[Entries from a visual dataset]
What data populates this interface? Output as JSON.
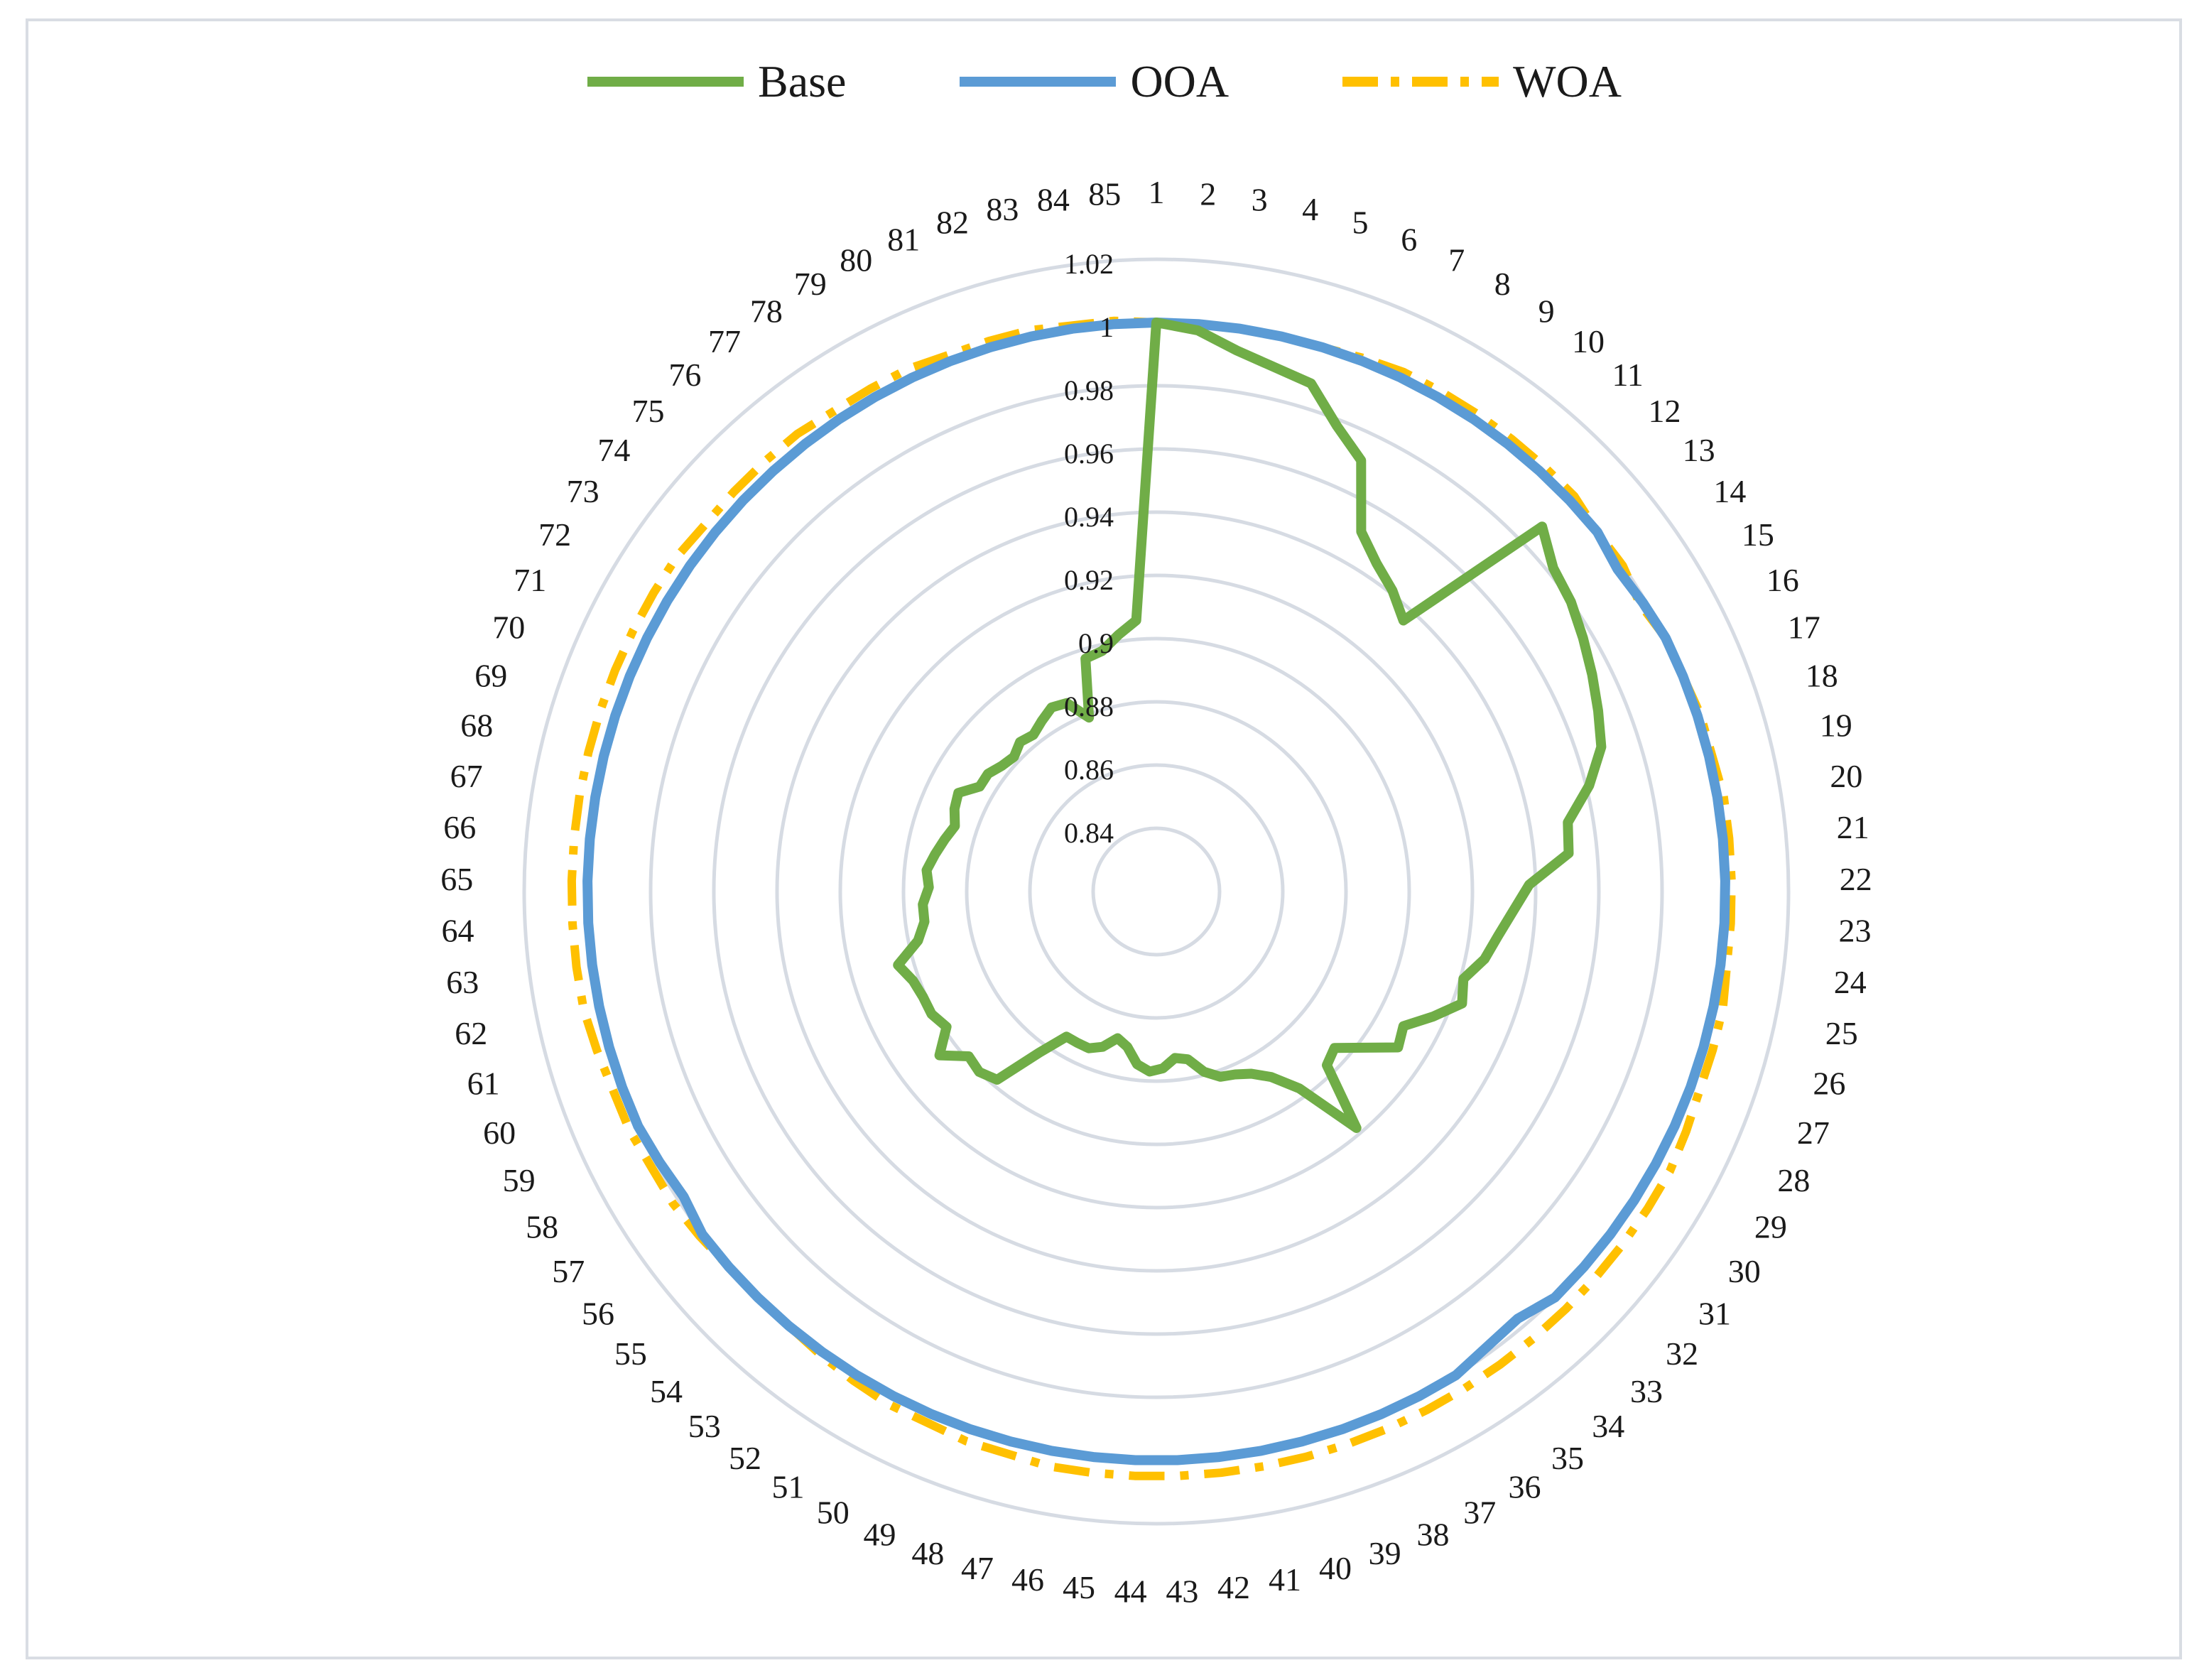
{
  "chart_data": {
    "type": "radar",
    "title": "",
    "categories": [
      "1",
      "2",
      "3",
      "4",
      "5",
      "6",
      "7",
      "8",
      "9",
      "10",
      "11",
      "12",
      "13",
      "14",
      "15",
      "16",
      "17",
      "18",
      "19",
      "20",
      "21",
      "22",
      "23",
      "24",
      "25",
      "26",
      "27",
      "28",
      "29",
      "30",
      "31",
      "32",
      "33",
      "34",
      "35",
      "36",
      "37",
      "38",
      "39",
      "40",
      "41",
      "42",
      "43",
      "44",
      "45",
      "46",
      "47",
      "48",
      "49",
      "50",
      "51",
      "52",
      "53",
      "54",
      "55",
      "56",
      "57",
      "58",
      "59",
      "60",
      "61",
      "62",
      "63",
      "64",
      "65",
      "66",
      "67",
      "68",
      "69",
      "70",
      "71",
      "72",
      "73",
      "74",
      "75",
      "76",
      "77",
      "78",
      "79",
      "80",
      "81",
      "82",
      "83",
      "84",
      "85"
    ],
    "rlim": [
      0.82,
      1.02
    ],
    "ticks": [
      0.84,
      0.86,
      0.88,
      0.9,
      0.92,
      0.94,
      0.96,
      0.98,
      1,
      1.02
    ],
    "tick_labels": [
      "0.84",
      "0.86",
      "0.88",
      "0.9",
      "0.92",
      "0.94",
      "0.96",
      "0.98",
      "1",
      "1.02"
    ],
    "legend_position": "top",
    "series": [
      {
        "name": "Base",
        "color": "#70ad47",
        "dash": "solid",
        "values": [
          1.0,
          0.998,
          0.993,
          0.99,
          0.988,
          0.978,
          0.971,
          0.951,
          0.945,
          0.941,
          0.936,
          0.988,
          0.982,
          0.98,
          0.977,
          0.974,
          0.971,
          0.968,
          0.961,
          0.952,
          0.951,
          0.938,
          0.933,
          0.929,
          0.926,
          0.921,
          0.923,
          0.916,
          0.909,
          0.911,
          0.902,
          0.895,
          0.897,
          0.918,
          0.897,
          0.889,
          0.885,
          0.883,
          0.882,
          0.879,
          0.874,
          0.873,
          0.876,
          0.877,
          0.875,
          0.87,
          0.868,
          0.872,
          0.874,
          0.874,
          0.874,
          0.883,
          0.898,
          0.9,
          0.899,
          0.906,
          0.899,
          0.901,
          0.901,
          0.902,
          0.905,
          0.897,
          0.894,
          0.894,
          0.892,
          0.893,
          0.891,
          0.889,
          0.887,
          0.889,
          0.89,
          0.885,
          0.885,
          0.883,
          0.882,
          0.884,
          0.883,
          0.885,
          0.887,
          0.886,
          0.879,
          0.897,
          0.898,
          0.902,
          0.906
        ]
      },
      {
        "name": "OOA",
        "color": "#5b9bd5",
        "dash": "solid",
        "values": [
          1.0,
          1.0,
          1.0,
          1.0,
          1.0,
          1.0,
          1.0,
          1.0,
          1.0,
          1.0,
          1.0,
          1.0,
          1.0,
          0.998,
          0.999,
          1.0,
          1.0,
          1.0,
          1.0,
          1.0,
          1.0,
          1.0,
          1.0,
          1.0,
          1.0,
          1.0,
          1.0,
          1.0,
          1.0,
          1.0,
          1.0,
          1.0,
          1.0,
          0.997,
          0.998,
          1.0,
          1.0,
          1.0,
          1.0,
          1.0,
          1.0,
          1.0,
          1.0,
          1.0,
          1.0,
          1.0,
          1.0,
          1.0,
          1.0,
          1.0,
          1.0,
          1.0,
          1.0,
          1.0,
          1.0,
          1.0,
          0.998,
          0.999,
          1.0,
          1.0,
          1.0,
          1.0,
          1.0,
          1.0,
          1.0,
          1.0,
          1.0,
          1.0,
          1.0,
          1.0,
          1.0,
          1.0,
          1.0,
          1.0,
          1.0,
          1.0,
          1.0,
          1.0,
          1.0,
          1.0,
          1.0,
          1.0,
          1.0,
          1.0,
          1.0
        ]
      },
      {
        "name": "WOA",
        "color": "#ffc000",
        "dash": "dash-dot",
        "values": [
          1.0,
          1.0,
          1.0,
          1.0,
          1.0,
          1.001,
          1.002,
          1.002,
          1.002,
          1.002,
          1.002,
          1.002,
          1.0,
          1.0,
          0.998,
          1.0,
          1.0,
          1.001,
          1.001,
          1.002,
          1.002,
          1.002,
          1.002,
          1.002,
          1.003,
          1.003,
          1.003,
          1.004,
          1.005,
          1.005,
          1.005,
          1.005,
          1.005,
          1.005,
          1.005,
          1.005,
          1.005,
          1.005,
          1.005,
          1.005,
          1.005,
          1.005,
          1.005,
          1.005,
          1.005,
          1.005,
          1.004,
          1.004,
          1.003,
          1.003,
          1.002,
          1.001,
          1.0,
          1.0,
          1.0,
          1.001,
          1.002,
          1.002,
          1.003,
          1.003,
          1.004,
          1.005,
          1.005,
          1.005,
          1.005,
          1.005,
          1.005,
          1.005,
          1.005,
          1.005,
          1.005,
          1.005,
          1.005,
          1.004,
          1.004,
          1.004,
          1.004,
          1.003,
          1.003,
          1.003,
          1.002,
          1.002,
          1.002,
          1.001,
          1.001
        ]
      }
    ]
  }
}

Stated exercise >>
Extract every line from the records above that contains the word "color".

Full response >>
        "color": "#70ad47",
        "color": "#5b9bd5",
        "color": "#ffc000",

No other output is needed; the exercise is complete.